How many lines in the records below contain the word "Unauthorized"? Answer with the number alone.
::: RECORD EXTRACTS :::
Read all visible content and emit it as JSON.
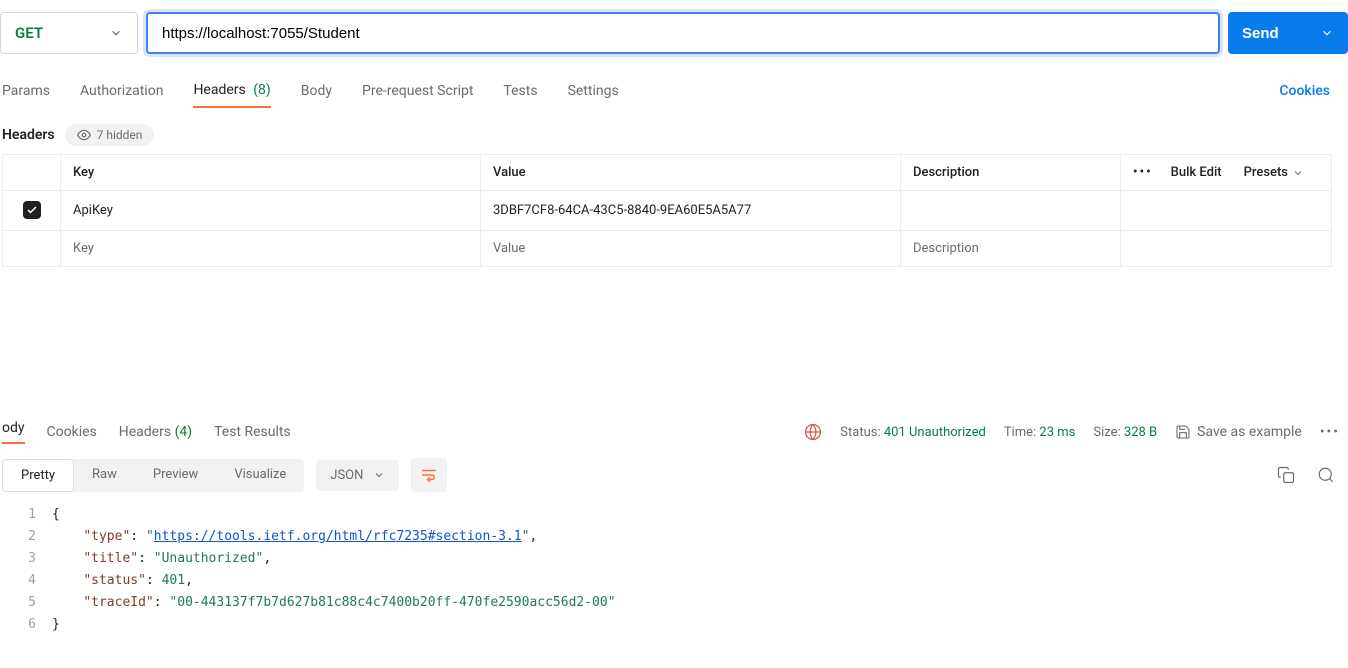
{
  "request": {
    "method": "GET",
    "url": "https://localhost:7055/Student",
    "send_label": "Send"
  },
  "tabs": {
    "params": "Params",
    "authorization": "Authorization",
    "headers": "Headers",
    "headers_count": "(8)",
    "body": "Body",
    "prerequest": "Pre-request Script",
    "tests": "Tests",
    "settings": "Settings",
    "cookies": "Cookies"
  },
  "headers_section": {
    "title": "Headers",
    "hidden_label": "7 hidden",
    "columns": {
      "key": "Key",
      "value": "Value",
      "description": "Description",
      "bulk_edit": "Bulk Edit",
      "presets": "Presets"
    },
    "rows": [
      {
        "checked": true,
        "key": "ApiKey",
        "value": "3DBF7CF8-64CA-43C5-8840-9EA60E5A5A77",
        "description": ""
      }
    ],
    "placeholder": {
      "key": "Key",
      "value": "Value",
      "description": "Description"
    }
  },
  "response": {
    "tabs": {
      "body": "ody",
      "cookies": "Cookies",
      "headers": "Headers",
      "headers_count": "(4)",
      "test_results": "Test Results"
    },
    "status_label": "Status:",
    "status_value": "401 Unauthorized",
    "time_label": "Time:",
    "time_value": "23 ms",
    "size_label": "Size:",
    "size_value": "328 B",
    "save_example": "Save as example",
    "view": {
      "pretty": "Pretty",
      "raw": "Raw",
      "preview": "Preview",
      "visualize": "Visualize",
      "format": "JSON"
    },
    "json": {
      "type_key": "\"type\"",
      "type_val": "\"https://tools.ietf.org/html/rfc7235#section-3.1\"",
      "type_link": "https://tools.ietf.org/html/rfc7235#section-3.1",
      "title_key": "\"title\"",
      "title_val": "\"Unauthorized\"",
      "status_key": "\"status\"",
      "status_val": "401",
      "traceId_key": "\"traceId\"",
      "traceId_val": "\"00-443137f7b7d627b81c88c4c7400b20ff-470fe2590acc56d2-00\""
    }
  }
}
:::
RESULT OF THIS EXERCISE: 2